_What the task asks_:
Please transcribe the data below exactly. Leave the pictures out.

Collected data entries:
* * * * * * *
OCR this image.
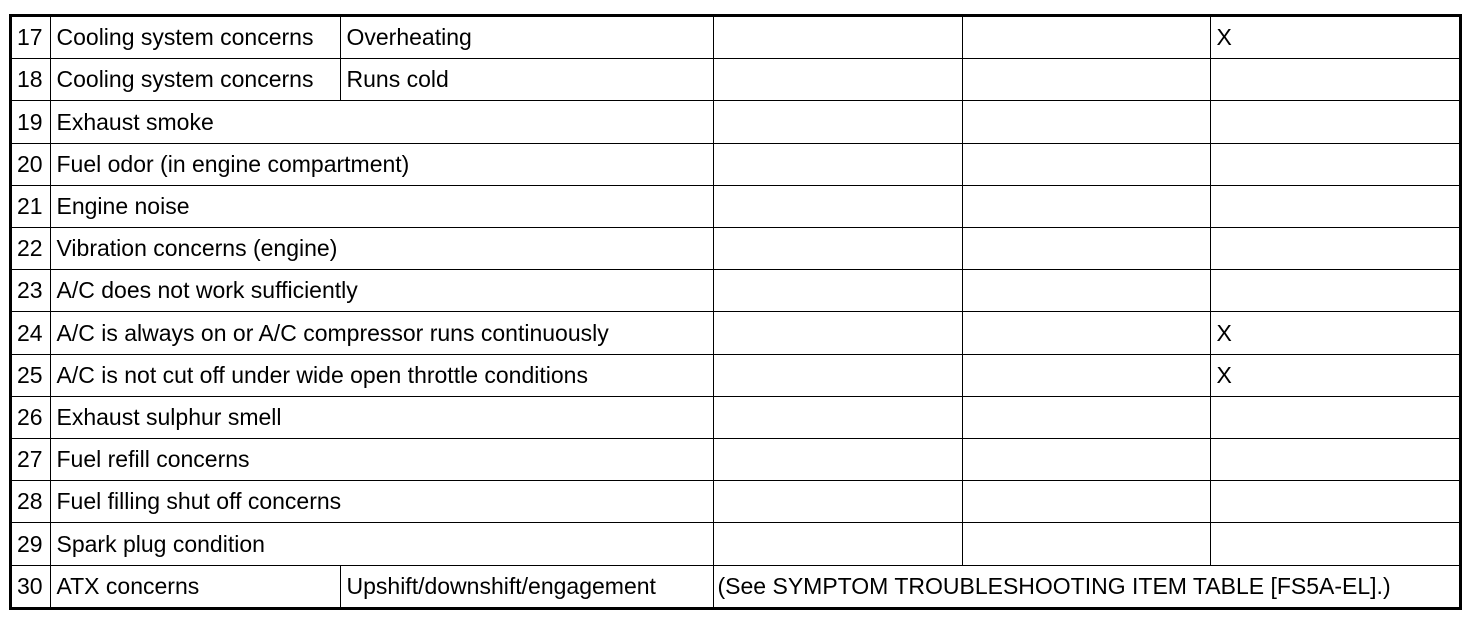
17	Cooling system concerns	Overheating			X
18	Cooling system concerns	Runs cold			
19	Exhaust smoke				
20	Fuel odor (in engine compartment)				
21	Engine noise				
22	Vibration concerns (engine)				
23	A/C does not work sufficiently				
24	A/C is always on or A/C compressor runs continuously				X
25	A/C is not cut off under wide open throttle conditions				X
26	Exhaust sulphur smell				
27	Fuel refill concerns				
28	Fuel filling shut off concerns				
29	Spark plug condition				
30	ATX concerns	Upshift/downshift/engagement	(See SYMPTOM TROUBLESHOOTING ITEM TABLE [FS5A-EL].)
* * * * * * *
_Finished exercise_:
OCR this image.
17	Cooling system concerns	Overheating			X
18	Cooling system concerns	Runs cold			
19	Exhaust smoke				
20	Fuel odor (in engine compartment)				
21	Engine noise				
22	Vibration concerns (engine)				
23	A/C does not work sufficiently				
24	A/C is always on or A/C compressor runs continuously				X
25	A/C is not cut off under wide open throttle conditions				X
26	Exhaust sulphur smell				
27	Fuel refill concerns				
28	Fuel filling shut off concerns				
29	Spark plug condition				
30	ATX concerns	Upshift/downshift/engagement	(See SYMPTOM TROUBLESHOOTING ITEM TABLE [FS5A-EL].)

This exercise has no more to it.